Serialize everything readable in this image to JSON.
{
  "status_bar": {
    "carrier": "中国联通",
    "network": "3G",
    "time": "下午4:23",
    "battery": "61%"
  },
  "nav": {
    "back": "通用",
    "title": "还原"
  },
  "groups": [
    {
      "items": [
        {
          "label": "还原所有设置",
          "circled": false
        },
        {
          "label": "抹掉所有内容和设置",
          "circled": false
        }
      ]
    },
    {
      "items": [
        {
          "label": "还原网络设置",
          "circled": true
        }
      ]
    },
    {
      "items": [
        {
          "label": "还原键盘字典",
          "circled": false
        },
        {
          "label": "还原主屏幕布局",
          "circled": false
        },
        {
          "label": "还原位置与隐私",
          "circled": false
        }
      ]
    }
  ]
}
******************************
= Instructions to follow =
The data above must be returned in full, exactly as written.

= Task response =
Serialize everything readable in this image to JSON.
{
  "status_bar": {
    "carrier": "中国联通",
    "network": "3G",
    "time": "下午4:23",
    "battery": "61%"
  },
  "nav": {
    "back": "通用",
    "title": "还原"
  },
  "groups": [
    {
      "items": [
        {
          "label": "还原所有设置",
          "circled": false
        },
        {
          "label": "抹掉所有内容和设置",
          "circled": false
        }
      ]
    },
    {
      "items": [
        {
          "label": "还原网络设置",
          "circled": true
        }
      ]
    },
    {
      "items": [
        {
          "label": "还原键盘字典",
          "circled": false
        },
        {
          "label": "还原主屏幕布局",
          "circled": false
        },
        {
          "label": "还原位置与隐私",
          "circled": false
        }
      ]
    }
  ]
}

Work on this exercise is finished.